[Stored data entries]
○ ○ ○

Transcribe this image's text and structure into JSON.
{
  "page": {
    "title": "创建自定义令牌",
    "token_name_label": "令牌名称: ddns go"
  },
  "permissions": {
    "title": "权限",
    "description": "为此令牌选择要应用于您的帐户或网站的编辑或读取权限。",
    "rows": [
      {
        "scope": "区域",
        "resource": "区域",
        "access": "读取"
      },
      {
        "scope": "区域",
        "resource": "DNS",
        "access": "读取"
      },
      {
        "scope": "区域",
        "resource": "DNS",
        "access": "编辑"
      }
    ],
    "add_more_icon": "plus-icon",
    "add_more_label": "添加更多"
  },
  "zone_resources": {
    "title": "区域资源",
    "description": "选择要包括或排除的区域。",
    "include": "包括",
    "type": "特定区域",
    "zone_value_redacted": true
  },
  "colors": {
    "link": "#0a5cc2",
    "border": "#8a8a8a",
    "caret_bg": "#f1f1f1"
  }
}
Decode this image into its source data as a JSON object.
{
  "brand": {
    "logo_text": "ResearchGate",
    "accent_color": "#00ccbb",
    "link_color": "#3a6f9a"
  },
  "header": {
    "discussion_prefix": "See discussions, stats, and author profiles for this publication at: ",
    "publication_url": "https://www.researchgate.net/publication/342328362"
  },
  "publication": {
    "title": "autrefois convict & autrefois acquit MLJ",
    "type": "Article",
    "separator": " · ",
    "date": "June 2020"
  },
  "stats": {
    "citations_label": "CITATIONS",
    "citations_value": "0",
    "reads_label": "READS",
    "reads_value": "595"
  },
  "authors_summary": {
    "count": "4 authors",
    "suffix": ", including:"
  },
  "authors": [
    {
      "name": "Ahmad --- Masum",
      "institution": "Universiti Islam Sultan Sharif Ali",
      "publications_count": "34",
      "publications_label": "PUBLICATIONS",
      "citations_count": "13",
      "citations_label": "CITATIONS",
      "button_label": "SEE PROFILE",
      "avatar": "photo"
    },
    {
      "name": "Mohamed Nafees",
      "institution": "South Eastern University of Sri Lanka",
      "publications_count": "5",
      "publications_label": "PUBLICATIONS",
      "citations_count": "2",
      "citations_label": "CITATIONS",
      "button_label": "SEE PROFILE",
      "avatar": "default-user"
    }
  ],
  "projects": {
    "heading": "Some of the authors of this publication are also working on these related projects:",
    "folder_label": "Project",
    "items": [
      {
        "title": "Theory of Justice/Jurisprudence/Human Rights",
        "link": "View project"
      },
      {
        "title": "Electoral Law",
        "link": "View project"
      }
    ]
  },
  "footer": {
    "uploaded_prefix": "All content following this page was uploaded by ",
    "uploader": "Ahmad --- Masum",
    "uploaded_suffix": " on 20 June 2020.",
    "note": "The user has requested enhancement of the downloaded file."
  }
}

○ ○ ○

*TASK BRIEF*
List all lines where "image" occurs.

*COMPLETE RESPONSE*
Transcribe this image's text and structure into JSON.
Decode this image into its source data as a JSON object.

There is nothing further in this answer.